[TEXTE À LIRE]
Le biais de normalité est une tendance à croire que les choses fonctionneront à l’avenir comme elles ont fonctionné normalement dans le passé et donc à sous-estimer, par exemple, la probabilité d’un événement exceptionnel.
Le biais de statu quo est la tendance à préférer laisser les choses telles qu’elles sont, un changement apparaissant comme apportant plus de risques et d’inconvénients que d’avantages possibles.
Le biais d’omission consiste à considérer que causer éventuellement un tort par une action est pire que causer un tort par l’inaction.
Le biais de négativité est la tendance à donner plus de poids aux expériences négatives qu’aux expériences positives et à s’en souvenir davantage. Reconnaissons-nous des raisonnements que nous avons déjà eus ?
Cela me fait penser aux écrits de sagesse dans la Bible. Le sage nous encourage à l’humilité dans la prise de décision dans son livre des Proverbes : « Il y a dans le cœur de l’homme beaucoup de projets, mais c’est le dessein de l’Éternel qui s’accomplit » (La Bible Louis Segond, 1910, chapitre 19, verset 21). Le sage nous met en garde contre le sentiment d’avoir un raisonnement parfaitement logique : «C’est l’Éternel qui dirige les pas de l’homme, mais l’homme peut–il comprendre sa voie ? » (chapitre 20, verset 24). Et il nous met en garde contre les jugements intuitifs trop hâtifs : « C’est un piège pour l’homme que de prendre à la légère un engagement sacré, et de ne réfléchir qu’après avoir fait un vœu » (20,25). Enfin, il encourage à s’enquérir des réponses d’autres personnes pour limiter les biais : « Les projets échouent, faute d’une assemblée qui délibère ; mais ils réussissent quand il y a de nombreux conseillers » (15,22). Mais si « c’est le dessein de l’Éternel qui s’accomplit » selon la Bible, quel est notre part de contrôle sur notre futur ?
Comment améliorer notre sentiment de contrôle ?
Dans toutes les cultures, le sentiment d’avoir du contrôle sur son propre environnement et sur son futur est essentiel au bien-être. Le très influent psychologue Albert Bandura appelle cela le sentiment d’efficacité personnelle. Il est issu des croyances d’une personne sur sa capacité à atteindre des buts ou à faire face à différentes situations. Il se développe principalement à partir de l’expérience de réussites ou d’échecs, l’observation des expériences d’autrui, la persuasion sociale par encouragements ou découragements, les facteurs physiologiques et émotifs. Par exemple, les réactions de stress et de tension peuvent être interprétées comme des signes de vulnérabilité et des risques pour nos projets.
[/TEXTE À LIRE]
**CONSIGNE 1**
Répondez brièvement à ces questions sur le texte à lire.
(a) En quoi consiste le biais d’omission ?
(b) Quelle référence de chapitre et de verset accompagne la citation « Les projets échouent, faute d’une assemblée qui délibère » ?
(c) Comment Albert Bandura appelle-t-il le sentiment d’avoir du contrôle sur son propre environnement et sur son futur ?
**CONSIGNE 2**
Réécrivez le passage du texte à lire compris entre « Le biais d’omission » et « avons déjà eus ? », bornes incluses, en remplaçant partout « tort » par « préjudice ».
[DONNÉES FOURNIES]
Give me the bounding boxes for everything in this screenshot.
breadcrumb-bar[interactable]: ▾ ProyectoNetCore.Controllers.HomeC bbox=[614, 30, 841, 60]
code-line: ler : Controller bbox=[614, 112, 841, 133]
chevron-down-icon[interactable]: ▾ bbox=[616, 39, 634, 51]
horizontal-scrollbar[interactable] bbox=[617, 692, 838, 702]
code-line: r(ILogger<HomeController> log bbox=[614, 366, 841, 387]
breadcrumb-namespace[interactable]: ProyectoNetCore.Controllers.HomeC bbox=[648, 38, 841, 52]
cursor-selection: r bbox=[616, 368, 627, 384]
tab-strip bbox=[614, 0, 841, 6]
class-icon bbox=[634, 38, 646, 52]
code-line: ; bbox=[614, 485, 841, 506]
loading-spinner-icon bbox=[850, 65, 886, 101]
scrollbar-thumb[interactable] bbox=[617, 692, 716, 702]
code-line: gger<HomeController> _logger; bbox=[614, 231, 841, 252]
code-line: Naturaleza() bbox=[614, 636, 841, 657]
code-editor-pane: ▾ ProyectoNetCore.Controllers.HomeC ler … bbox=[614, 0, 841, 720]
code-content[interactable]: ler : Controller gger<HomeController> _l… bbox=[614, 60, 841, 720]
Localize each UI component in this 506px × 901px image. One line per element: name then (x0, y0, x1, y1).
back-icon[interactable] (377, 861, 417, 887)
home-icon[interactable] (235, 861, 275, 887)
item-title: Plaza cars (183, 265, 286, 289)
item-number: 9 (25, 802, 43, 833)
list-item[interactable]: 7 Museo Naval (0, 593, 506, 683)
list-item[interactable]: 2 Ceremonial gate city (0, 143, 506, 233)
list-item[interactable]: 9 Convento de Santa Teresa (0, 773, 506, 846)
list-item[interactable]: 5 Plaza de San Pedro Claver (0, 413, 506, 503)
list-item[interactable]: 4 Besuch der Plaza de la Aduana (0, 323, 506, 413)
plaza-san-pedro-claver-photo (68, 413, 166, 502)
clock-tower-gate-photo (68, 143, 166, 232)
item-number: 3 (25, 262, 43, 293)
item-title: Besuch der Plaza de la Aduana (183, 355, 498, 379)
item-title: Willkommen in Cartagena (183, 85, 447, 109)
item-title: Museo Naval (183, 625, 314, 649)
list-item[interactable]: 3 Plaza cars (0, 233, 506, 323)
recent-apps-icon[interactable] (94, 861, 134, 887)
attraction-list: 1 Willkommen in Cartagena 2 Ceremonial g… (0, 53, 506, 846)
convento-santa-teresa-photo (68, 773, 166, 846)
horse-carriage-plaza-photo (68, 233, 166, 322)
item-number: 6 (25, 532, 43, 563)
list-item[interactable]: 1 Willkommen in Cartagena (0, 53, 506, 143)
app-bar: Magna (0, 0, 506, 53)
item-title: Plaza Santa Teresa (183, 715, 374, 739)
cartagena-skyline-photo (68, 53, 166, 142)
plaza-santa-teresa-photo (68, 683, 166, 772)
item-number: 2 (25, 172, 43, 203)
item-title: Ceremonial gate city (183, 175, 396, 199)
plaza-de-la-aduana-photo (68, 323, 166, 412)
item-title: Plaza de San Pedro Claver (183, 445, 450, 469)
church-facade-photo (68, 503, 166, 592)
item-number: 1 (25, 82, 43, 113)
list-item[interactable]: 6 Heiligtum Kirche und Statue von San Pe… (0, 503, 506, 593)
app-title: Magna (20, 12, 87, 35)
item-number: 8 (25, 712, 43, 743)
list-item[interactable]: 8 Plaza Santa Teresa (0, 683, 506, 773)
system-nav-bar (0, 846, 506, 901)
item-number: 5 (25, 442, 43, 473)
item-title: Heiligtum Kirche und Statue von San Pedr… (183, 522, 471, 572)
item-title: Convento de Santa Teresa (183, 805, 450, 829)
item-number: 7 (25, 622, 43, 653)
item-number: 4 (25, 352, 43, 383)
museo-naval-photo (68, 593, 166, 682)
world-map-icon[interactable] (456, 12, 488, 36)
[/DONNÉES FOURNIES]
**RÉPONSE ATTENDUE 1**
(a) Il consiste à considérer que causer éventuellement un tort par une action est pire que causer un tort par l’inaction.
(b) Le chapitre 15, verset 22.
(c) Il l’appelle le sentiment d’efficacité personnelle.

**RÉPONSE ATTENDUE 2**
Le biais d’omission consiste à considérer que causer éventuellement un préjudice par une action est pire que causer un préjudice par l’inaction.
Le biais de négativité est la tendance à donner plus de poids aux expériences négatives qu’aux expériences positives et à s’en souvenir davantage. Reconnaissons-nous des raisonnements que nous avons déjà eus ?